▶ Input
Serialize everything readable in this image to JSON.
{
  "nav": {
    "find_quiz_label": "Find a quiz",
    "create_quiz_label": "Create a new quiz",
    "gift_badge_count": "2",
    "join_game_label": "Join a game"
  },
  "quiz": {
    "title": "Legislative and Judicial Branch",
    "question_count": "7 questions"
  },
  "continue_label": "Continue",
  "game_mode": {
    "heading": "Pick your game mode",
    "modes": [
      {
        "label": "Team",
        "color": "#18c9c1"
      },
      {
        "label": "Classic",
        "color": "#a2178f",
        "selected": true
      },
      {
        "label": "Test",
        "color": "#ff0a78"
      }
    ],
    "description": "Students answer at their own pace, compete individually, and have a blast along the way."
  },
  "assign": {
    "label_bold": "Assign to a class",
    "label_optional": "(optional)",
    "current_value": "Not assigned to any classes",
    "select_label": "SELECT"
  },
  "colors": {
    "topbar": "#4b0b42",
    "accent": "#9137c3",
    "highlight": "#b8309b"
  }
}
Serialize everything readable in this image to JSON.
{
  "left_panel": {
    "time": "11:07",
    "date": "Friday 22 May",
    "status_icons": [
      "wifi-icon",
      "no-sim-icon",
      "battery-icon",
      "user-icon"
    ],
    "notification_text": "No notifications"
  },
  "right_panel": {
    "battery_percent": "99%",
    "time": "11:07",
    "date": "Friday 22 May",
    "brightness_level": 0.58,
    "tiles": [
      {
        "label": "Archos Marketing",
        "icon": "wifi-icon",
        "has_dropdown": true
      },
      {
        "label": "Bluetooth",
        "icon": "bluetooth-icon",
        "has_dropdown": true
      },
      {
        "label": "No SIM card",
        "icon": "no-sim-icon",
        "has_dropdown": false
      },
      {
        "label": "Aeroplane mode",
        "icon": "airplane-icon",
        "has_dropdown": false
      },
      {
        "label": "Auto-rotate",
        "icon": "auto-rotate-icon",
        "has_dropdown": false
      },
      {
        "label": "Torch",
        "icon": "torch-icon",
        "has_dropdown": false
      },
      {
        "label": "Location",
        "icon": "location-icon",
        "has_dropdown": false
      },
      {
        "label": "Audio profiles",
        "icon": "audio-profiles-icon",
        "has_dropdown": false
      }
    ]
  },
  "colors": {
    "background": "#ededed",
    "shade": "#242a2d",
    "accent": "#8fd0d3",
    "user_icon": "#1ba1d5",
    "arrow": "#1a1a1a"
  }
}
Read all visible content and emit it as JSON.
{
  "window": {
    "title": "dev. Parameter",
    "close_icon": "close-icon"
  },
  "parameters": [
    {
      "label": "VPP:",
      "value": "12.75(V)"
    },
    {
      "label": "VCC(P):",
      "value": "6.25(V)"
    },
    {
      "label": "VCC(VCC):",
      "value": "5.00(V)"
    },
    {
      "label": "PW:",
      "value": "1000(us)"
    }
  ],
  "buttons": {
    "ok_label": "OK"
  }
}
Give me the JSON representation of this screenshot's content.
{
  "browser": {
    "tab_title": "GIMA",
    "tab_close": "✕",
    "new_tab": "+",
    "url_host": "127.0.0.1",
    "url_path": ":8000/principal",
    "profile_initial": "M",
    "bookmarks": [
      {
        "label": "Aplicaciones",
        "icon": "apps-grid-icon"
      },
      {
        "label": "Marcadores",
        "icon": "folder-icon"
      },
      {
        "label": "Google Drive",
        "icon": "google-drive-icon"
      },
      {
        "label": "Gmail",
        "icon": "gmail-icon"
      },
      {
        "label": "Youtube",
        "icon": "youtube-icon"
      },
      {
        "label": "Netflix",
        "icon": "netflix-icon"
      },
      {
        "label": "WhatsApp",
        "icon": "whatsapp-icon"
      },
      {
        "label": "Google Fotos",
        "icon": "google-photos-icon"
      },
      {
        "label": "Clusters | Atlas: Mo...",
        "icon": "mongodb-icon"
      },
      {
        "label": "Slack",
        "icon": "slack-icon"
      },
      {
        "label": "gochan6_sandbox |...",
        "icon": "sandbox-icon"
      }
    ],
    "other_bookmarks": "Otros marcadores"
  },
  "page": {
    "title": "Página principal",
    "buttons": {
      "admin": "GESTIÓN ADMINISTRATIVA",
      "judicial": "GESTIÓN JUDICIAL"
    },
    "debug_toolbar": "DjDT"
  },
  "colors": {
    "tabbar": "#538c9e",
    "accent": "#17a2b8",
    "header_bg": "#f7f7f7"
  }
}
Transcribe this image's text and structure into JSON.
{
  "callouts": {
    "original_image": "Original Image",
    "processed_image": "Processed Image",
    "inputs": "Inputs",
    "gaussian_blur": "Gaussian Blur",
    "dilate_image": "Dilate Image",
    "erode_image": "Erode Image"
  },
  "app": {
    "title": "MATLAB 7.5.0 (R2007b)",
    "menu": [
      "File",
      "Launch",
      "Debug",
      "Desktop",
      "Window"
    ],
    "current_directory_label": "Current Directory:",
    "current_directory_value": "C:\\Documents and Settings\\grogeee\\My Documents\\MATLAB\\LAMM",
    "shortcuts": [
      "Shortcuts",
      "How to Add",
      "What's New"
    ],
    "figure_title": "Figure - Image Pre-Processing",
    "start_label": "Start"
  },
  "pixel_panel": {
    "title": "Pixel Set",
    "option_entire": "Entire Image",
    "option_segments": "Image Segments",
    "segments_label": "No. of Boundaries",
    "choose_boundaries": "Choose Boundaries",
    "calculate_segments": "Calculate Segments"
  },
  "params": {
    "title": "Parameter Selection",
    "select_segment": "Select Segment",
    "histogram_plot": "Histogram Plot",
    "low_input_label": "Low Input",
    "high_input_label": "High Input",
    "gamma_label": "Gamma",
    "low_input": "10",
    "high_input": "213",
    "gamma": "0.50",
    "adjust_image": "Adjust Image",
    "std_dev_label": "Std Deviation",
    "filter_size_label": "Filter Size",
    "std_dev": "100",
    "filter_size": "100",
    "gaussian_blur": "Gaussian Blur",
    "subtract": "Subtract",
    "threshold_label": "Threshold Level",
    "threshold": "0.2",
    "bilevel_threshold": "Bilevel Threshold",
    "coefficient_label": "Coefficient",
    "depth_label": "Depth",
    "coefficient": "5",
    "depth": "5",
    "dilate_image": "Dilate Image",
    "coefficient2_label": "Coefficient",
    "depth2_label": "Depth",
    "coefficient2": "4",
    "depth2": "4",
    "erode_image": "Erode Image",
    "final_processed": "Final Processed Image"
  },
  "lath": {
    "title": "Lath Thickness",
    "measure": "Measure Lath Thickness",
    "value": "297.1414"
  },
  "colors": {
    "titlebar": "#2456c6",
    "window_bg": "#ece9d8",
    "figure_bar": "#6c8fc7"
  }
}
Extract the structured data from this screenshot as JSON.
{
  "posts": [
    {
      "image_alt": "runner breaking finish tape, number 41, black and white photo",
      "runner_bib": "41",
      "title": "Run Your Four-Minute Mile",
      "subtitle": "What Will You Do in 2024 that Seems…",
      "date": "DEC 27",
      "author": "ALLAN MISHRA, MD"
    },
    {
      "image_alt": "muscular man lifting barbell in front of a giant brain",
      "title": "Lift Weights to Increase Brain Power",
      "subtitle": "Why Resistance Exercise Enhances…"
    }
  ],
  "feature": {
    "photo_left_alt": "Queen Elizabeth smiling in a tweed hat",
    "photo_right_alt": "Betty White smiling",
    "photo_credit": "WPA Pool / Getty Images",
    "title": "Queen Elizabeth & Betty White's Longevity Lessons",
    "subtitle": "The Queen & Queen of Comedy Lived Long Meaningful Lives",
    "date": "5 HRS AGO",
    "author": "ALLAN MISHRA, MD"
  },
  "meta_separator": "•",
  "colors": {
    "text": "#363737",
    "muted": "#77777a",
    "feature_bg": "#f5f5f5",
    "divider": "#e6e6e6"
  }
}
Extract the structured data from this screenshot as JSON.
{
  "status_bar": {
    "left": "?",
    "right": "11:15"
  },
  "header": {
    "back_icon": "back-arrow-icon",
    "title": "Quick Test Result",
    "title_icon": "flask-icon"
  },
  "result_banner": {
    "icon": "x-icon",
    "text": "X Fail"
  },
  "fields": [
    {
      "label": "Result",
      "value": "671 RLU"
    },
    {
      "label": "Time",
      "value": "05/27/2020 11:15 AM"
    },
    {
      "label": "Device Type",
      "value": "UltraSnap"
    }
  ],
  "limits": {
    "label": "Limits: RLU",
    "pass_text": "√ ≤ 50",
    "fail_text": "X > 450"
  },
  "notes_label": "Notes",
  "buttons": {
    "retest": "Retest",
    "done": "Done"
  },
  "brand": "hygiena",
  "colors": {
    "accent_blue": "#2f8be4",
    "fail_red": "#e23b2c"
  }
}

▶ What you have to do
Copy all lines from the listing that contain "smiling".

▶ Exercise answer
    "photo_left_alt": "Queen Elizabeth smiling in a tweed hat",
    "photo_right_alt": "Betty White smiling",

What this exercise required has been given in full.